▸ **What the task asks**:
Each record is to be printed again precisely as it reads.

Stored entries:
——
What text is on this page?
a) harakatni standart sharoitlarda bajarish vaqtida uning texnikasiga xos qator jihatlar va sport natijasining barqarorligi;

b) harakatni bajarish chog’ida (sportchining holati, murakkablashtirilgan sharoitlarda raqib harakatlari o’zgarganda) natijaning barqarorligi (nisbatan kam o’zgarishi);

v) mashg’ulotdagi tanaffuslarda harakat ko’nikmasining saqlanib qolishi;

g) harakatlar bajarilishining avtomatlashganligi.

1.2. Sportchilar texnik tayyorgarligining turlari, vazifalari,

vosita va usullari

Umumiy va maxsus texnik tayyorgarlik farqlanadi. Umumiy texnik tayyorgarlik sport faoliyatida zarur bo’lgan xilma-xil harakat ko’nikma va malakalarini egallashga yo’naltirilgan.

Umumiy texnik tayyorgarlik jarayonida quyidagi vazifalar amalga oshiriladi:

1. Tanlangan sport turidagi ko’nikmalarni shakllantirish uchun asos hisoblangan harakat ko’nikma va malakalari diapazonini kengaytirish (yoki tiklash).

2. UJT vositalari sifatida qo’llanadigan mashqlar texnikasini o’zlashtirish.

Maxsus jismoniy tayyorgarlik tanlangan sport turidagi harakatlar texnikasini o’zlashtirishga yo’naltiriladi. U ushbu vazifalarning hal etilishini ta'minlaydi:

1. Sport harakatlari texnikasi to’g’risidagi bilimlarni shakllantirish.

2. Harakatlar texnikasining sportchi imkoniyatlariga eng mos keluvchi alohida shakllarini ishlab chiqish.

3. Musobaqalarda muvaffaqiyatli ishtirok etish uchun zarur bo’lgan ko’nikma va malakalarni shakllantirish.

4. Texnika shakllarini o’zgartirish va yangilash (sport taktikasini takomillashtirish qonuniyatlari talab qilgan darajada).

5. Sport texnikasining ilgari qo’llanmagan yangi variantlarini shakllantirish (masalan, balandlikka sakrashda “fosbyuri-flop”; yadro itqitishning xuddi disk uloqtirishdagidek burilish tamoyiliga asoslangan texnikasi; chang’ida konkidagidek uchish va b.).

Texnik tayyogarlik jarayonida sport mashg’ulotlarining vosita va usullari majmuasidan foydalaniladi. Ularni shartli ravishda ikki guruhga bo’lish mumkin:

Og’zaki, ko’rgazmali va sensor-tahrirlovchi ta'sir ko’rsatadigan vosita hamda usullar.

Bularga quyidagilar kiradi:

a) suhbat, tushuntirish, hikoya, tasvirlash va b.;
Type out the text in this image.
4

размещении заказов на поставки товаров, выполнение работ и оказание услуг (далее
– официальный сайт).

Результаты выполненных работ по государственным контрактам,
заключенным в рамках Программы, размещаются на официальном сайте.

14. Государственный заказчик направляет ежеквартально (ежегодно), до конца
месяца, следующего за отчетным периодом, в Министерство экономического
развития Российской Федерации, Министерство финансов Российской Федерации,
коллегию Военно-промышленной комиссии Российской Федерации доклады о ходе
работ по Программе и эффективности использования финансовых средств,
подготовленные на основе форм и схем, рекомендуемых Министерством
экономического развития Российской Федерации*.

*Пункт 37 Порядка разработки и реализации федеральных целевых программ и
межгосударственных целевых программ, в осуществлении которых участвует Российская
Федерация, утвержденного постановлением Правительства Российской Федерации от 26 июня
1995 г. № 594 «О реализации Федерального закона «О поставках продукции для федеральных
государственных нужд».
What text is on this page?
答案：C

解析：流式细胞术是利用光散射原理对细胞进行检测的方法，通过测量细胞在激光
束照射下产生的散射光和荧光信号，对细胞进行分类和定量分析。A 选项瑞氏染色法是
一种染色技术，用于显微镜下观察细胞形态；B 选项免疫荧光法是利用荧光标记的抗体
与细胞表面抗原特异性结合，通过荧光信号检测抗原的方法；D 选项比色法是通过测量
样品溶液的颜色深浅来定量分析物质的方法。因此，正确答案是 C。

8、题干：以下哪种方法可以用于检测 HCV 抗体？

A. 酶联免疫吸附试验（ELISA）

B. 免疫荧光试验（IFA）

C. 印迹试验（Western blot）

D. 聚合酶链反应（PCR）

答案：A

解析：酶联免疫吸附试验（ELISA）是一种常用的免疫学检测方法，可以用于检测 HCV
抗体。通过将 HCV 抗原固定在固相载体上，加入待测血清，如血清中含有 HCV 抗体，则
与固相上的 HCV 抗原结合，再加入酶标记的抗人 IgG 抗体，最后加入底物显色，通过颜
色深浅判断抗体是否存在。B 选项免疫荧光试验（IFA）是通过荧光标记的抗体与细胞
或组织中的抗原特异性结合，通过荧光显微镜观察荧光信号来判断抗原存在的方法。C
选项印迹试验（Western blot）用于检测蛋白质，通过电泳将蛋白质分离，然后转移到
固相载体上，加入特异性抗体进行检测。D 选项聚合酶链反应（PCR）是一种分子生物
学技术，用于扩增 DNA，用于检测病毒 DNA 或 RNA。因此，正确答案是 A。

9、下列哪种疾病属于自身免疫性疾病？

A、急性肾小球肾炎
——
▸ **Solved problem**:
What text is on this page?
a) harakatni standart sharoitlarda bajarish vaqtida uning texnikasiga xos qator jihatlar va sport natijasining barqarorligi;

b) harakatni bajarish chog’ida (sportchining holati, murakkablashtirilgan sharoitlarda raqib harakatlari o’zgarganda) natijaning barqarorligi (nisbatan kam o’zgarishi);

v) mashg’ulotdagi tanaffuslarda harakat ko’nikmasining saqlanib qolishi;

g) harakatlar bajarilishining avtomatlashganligi.

1.2. Sportchilar texnik tayyorgarligining turlari, vazifalari,

vosita va usullari

Umumiy va maxsus texnik tayyorgarlik farqlanadi. Umumiy texnik tayyorgarlik sport faoliyatida zarur bo’lgan xilma-xil harakat ko’nikma va malakalarini egallashga yo’naltirilgan.

Umumiy texnik tayyorgarlik jarayonida quyidagi vazifalar amalga oshiriladi:

1. Tanlangan sport turidagi ko’nikmalarni shakllantirish uchun asos hisoblangan harakat ko’nikma va malakalari diapazonini kengaytirish (yoki tiklash).

2. UJT vositalari sifatida qo’llanadigan mashqlar texnikasini o’zlashtirish.

Maxsus jismoniy tayyorgarlik tanlangan sport turidagi harakatlar texnikasini o’zlashtirishga yo’naltiriladi. U ushbu vazifalarning hal etilishini ta'minlaydi:

1. Sport harakatlari texnikasi to’g’risidagi bilimlarni shakllantirish.

2. Harakatlar texnikasining sportchi imkoniyatlariga eng mos keluvchi alohida shakllarini ishlab chiqish.

3. Musobaqalarda muvaffaqiyatli ishtirok etish uchun zarur bo’lgan ko’nikma va malakalarni shakllantirish.

4. Texnika shakllarini o’zgartirish va yangilash (sport taktikasini takomillashtirish qonuniyatlari talab qilgan darajada).

5. Sport texnikasining ilgari qo’llanmagan yangi variantlarini shakllantirish (masalan, balandlikka sakrashda “fosbyuri-flop”; yadro itqitishning xuddi disk uloqtirishdagidek burilish tamoyiliga asoslangan texnikasi; chang’ida konkidagidek uchish va b.).

Texnik tayyogarlik jarayonida sport mashg’ulotlarining vosita va usullari majmuasidan foydalaniladi. Ularni shartli ravishda ikki guruhga bo’lish mumkin:

Og’zaki, ko’rgazmali va sensor-tahrirlovchi ta'sir ko’rsatadigan vosita hamda usullar.

Bularga quyidagilar kiradi:

a) suhbat, tushuntirish, hikoya, tasvirlash va b.;
Type out the text in this image.
4

размещении заказов на поставки товаров, выполнение работ и оказание услуг (далее
– официальный сайт).

Результаты выполненных работ по государственным контрактам,
заключенным в рамках Программы, размещаются на официальном сайте.

14. Государственный заказчик направляет ежеквартально (ежегодно), до конца
месяца, следующего за отчетным периодом, в Министерство экономического
развития Российской Федерации, Министерство финансов Российской Федерации,
коллегию Военно-промышленной комиссии Российской Федерации доклады о ходе
работ по Программе и эффективности использования финансовых средств,
подготовленные на основе форм и схем, рекомендуемых Министерством
экономического развития Российской Федерации*.

*Пункт 37 Порядка разработки и реализации федеральных целевых программ и
межгосударственных целевых программ, в осуществлении которых участвует Российская
Федерация, утвержденного постановлением Правительства Российской Федерации от 26 июня
1995 г. № 594 «О реализации Федерального закона «О поставках продукции для федеральных
государственных нужд».
What text is on this page?
答案：C

解析：流式细胞术是利用光散射原理对细胞进行检测的方法，通过测量细胞在激光
束照射下产生的散射光和荧光信号，对细胞进行分类和定量分析。A 选项瑞氏染色法是
一种染色技术，用于显微镜下观察细胞形态；B 选项免疫荧光法是利用荧光标记的抗体
与细胞表面抗原特异性结合，通过荧光信号检测抗原的方法；D 选项比色法是通过测量
样品溶液的颜色深浅来定量分析物质的方法。因此，正确答案是 C。

8、题干：以下哪种方法可以用于检测 HCV 抗体？

A. 酶联免疫吸附试验（ELISA）

B. 免疫荧光试验（IFA）

C. 印迹试验（Western blot）

D. 聚合酶链反应（PCR）

答案：A

解析：酶联免疫吸附试验（ELISA）是一种常用的免疫学检测方法，可以用于检测 HCV
抗体。通过将 HCV 抗原固定在固相载体上，加入待测血清，如血清中含有 HCV 抗体，则
与固相上的 HCV 抗原结合，再加入酶标记的抗人 IgG 抗体，最后加入底物显色，通过颜
色深浅判断抗体是否存在。B 选项免疫荧光试验（IFA）是通过荧光标记的抗体与细胞
或组织中的抗原特异性结合，通过荧光显微镜观察荧光信号来判断抗原存在的方法。C
选项印迹试验（Western blot）用于检测蛋白质，通过电泳将蛋白质分离，然后转移到
固相载体上，加入特异性抗体进行检测。D 选项聚合酶链反应（PCR）是一种分子生物
学技术，用于扩增 DNA，用于检测病毒 DNA 或 RNA。因此，正确答案是 A。

9、下列哪种疾病属于自身免疫性疾病？

A、急性肾小球肾炎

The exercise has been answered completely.